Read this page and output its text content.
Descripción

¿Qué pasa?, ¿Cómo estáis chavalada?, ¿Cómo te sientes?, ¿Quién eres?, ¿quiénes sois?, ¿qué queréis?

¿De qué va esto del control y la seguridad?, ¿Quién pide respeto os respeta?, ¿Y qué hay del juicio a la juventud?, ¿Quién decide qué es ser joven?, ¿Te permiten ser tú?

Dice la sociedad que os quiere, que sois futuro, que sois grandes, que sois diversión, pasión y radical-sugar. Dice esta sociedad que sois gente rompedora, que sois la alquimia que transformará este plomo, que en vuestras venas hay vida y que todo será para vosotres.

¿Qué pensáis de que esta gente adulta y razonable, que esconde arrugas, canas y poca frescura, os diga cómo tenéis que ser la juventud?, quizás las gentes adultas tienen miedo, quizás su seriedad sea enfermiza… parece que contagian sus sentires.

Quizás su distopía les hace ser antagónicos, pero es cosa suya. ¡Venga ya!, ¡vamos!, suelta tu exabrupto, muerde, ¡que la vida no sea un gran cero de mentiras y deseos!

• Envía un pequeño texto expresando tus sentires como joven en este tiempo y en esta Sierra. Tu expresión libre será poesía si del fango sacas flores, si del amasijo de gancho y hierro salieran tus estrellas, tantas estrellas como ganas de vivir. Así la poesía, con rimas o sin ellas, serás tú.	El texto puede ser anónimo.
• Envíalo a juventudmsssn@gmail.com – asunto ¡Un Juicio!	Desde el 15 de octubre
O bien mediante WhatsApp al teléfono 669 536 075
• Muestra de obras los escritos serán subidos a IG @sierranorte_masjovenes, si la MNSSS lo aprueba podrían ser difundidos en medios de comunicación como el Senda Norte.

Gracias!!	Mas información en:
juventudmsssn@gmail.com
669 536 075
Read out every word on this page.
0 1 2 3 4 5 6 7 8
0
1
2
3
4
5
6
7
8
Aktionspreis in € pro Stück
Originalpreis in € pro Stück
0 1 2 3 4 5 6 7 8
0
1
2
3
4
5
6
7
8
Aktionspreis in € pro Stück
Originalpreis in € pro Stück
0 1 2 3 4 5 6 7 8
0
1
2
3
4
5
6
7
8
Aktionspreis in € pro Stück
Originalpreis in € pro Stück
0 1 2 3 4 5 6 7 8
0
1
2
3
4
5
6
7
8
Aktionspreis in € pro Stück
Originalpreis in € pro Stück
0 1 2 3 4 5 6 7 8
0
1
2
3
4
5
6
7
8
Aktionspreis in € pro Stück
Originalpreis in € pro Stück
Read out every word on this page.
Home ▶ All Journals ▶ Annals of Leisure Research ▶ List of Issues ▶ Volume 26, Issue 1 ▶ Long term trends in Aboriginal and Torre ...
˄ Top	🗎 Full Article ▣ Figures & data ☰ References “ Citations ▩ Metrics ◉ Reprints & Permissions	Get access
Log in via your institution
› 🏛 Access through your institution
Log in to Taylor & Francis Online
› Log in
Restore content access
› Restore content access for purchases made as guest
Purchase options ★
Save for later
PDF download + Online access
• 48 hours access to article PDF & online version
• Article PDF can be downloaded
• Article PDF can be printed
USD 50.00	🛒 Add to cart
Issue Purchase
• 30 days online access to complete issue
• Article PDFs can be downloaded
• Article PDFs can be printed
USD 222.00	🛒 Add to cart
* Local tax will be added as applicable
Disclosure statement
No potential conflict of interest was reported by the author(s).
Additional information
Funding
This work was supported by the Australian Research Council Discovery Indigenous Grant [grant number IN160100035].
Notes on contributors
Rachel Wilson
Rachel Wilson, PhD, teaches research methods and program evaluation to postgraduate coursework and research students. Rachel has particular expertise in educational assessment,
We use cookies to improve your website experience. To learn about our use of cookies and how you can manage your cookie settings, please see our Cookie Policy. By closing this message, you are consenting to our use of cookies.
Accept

Exercise directions
Copy the material above back out, exactly as written.

Output of the exercise
Read this page and output its text content.
Descripción

¿Qué pasa?, ¿Cómo estáis chavalada?, ¿Cómo te sientes?, ¿Quién eres?, ¿quiénes sois?, ¿qué queréis?

¿De qué va esto del control y la seguridad?, ¿Quién pide respeto os respeta?, ¿Y qué hay del juicio a la juventud?, ¿Quién decide qué es ser joven?, ¿Te permiten ser tú?

Dice la sociedad que os quiere, que sois futuro, que sois grandes, que sois diversión, pasión y radical-sugar. Dice esta sociedad que sois gente rompedora, que sois la alquimia que transformará este plomo, que en vuestras venas hay vida y que todo será para vosotres.

¿Qué pensáis de que esta gente adulta y razonable, que esconde arrugas, canas y poca frescura, os diga cómo tenéis que ser la juventud?, quizás las gentes adultas tienen miedo, quizás su seriedad sea enfermiza… parece que contagian sus sentires.

Quizás su distopía les hace ser antagónicos, pero es cosa suya. ¡Venga ya!, ¡vamos!, suelta tu exabrupto, muerde, ¡que la vida no sea un gran cero de mentiras y deseos!

• Envía un pequeño texto expresando tus sentires como joven en este tiempo y en esta Sierra. Tu expresión libre será poesía si del fango sacas flores, si del amasijo de gancho y hierro salieran tus estrellas, tantas estrellas como ganas de vivir. Así la poesía, con rimas o sin ellas, serás tú.	El texto puede ser anónimo.
• Envíalo a juventudmsssn@gmail.com – asunto ¡Un Juicio!	Desde el 15 de octubre
O bien mediante WhatsApp al teléfono 669 536 075
• Muestra de obras los escritos serán subidos a IG @sierranorte_masjovenes, si la MNSSS lo aprueba podrían ser difundidos en medios de comunicación como el Senda Norte.

Gracias!!	Mas información en:
juventudmsssn@gmail.com
669 536 075
Read out every word on this page.
0 1 2 3 4 5 6 7 8
0
1
2
3
4
5
6
7
8
Aktionspreis in € pro Stück
Originalpreis in € pro Stück
0 1 2 3 4 5 6 7 8
0
1
2
3
4
5
6
7
8
Aktionspreis in € pro Stück
Originalpreis in € pro Stück
0 1 2 3 4 5 6 7 8
0
1
2
3
4
5
6
7
8
Aktionspreis in € pro Stück
Originalpreis in € pro Stück
0 1 2 3 4 5 6 7 8
0
1
2
3
4
5
6
7
8
Aktionspreis in € pro Stück
Originalpreis in € pro Stück
0 1 2 3 4 5 6 7 8
0
1
2
3
4
5
6
7
8
Aktionspreis in € pro Stück
Originalpreis in € pro Stück
Read out every word on this page.
Home ▶ All Journals ▶ Annals of Leisure Research ▶ List of Issues ▶ Volume 26, Issue 1 ▶ Long term trends in Aboriginal and Torre ...
˄ Top	🗎 Full Article ▣ Figures & data ☰ References “ Citations ▩ Metrics ◉ Reprints & Permissions	Get access
Log in via your institution
› 🏛 Access through your institution
Log in to Taylor & Francis Online
› Log in
Restore content access
› Restore content access for purchases made as guest
Purchase options ★
Save for later
PDF download + Online access
• 48 hours access to article PDF & online version
• Article PDF can be downloaded
• Article PDF can be printed
USD 50.00	🛒 Add to cart
Issue Purchase
• 30 days online access to complete issue
• Article PDFs can be downloaded
• Article PDFs can be printed
USD 222.00	🛒 Add to cart
* Local tax will be added as applicable
Disclosure statement
No potential conflict of interest was reported by the author(s).
Additional information
Funding
This work was supported by the Australian Research Council Discovery Indigenous Grant [grant number IN160100035].
Notes on contributors
Rachel Wilson
Rachel Wilson, PhD, teaches research methods and program evaluation to postgraduate coursework and research students. Rachel has particular expertise in educational assessment,
We use cookies to improve your website experience. To learn about our use of cookies and how you can manage your cookie settings, please see our Cookie Policy. By closing this message, you are consenting to our use of cookies.
Accept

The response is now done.